:: INPUT DATA ::

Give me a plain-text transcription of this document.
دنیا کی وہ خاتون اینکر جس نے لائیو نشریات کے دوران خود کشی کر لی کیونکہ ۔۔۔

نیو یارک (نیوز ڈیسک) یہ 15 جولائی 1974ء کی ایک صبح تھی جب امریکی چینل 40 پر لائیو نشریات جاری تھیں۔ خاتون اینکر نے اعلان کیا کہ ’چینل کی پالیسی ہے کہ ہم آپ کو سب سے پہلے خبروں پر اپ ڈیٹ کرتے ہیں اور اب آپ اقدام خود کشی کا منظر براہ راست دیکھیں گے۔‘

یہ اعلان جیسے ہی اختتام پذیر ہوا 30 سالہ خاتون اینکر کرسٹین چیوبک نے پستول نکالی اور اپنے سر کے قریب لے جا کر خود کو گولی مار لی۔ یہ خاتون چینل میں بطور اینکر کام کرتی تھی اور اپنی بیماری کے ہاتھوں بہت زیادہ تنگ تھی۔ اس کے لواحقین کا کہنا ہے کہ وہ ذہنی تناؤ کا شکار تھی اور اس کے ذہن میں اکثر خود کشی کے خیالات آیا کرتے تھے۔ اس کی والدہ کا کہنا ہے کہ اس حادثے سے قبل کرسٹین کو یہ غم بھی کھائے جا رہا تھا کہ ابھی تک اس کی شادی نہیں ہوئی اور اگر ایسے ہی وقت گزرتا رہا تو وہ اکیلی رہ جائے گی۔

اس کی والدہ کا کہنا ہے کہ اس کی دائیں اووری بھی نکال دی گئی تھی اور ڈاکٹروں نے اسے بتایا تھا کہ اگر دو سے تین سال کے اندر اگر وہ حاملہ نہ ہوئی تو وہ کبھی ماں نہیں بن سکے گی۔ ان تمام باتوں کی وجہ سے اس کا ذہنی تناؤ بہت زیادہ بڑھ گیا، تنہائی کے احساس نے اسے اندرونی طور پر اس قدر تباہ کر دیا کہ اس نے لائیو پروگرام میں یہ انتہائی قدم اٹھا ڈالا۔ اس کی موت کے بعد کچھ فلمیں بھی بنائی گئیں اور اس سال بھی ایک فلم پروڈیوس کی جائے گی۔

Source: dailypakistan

:::

INSTRUCTIONS FOR THE TASK >>
Write out the whole listing again. Match it word for word.

EXERCISE SOLUTION >>
Give me a plain-text transcription of this document.
دنیا کی وہ خاتون اینکر جس نے لائیو نشریات کے دوران خود کشی کر لی کیونکہ ۔۔۔

نیو یارک (نیوز ڈیسک) یہ 15 جولائی 1974ء کی ایک صبح تھی جب امریکی چینل 40 پر لائیو نشریات جاری تھیں۔ خاتون اینکر نے اعلان کیا کہ ’چینل کی پالیسی ہے کہ ہم آپ کو سب سے پہلے خبروں پر اپ ڈیٹ کرتے ہیں اور اب آپ اقدام خود کشی کا منظر براہ راست دیکھیں گے۔‘

یہ اعلان جیسے ہی اختتام پذیر ہوا 30 سالہ خاتون اینکر کرسٹین چیوبک نے پستول نکالی اور اپنے سر کے قریب لے جا کر خود کو گولی مار لی۔ یہ خاتون چینل میں بطور اینکر کام کرتی تھی اور اپنی بیماری کے ہاتھوں بہت زیادہ تنگ تھی۔ اس کے لواحقین کا کہنا ہے کہ وہ ذہنی تناؤ کا شکار تھی اور اس کے ذہن میں اکثر خود کشی کے خیالات آیا کرتے تھے۔ اس کی والدہ کا کہنا ہے کہ اس حادثے سے قبل کرسٹین کو یہ غم بھی کھائے جا رہا تھا کہ ابھی تک اس کی شادی نہیں ہوئی اور اگر ایسے ہی وقت گزرتا رہا تو وہ اکیلی رہ جائے گی۔

اس کی والدہ کا کہنا ہے کہ اس کی دائیں اووری بھی نکال دی گئی تھی اور ڈاکٹروں نے اسے بتایا تھا کہ اگر دو سے تین سال کے اندر اگر وہ حاملہ نہ ہوئی تو وہ کبھی ماں نہیں بن سکے گی۔ ان تمام باتوں کی وجہ سے اس کا ذہنی تناؤ بہت زیادہ بڑھ گیا، تنہائی کے احساس نے اسے اندرونی طور پر اس قدر تباہ کر دیا کہ اس نے لائیو پروگرام میں یہ انتہائی قدم اٹھا ڈالا۔ اس کی موت کے بعد کچھ فلمیں بھی بنائی گئیں اور اس سال بھی ایک فلم پروڈیوس کی جائے گی۔

Source: dailypakistan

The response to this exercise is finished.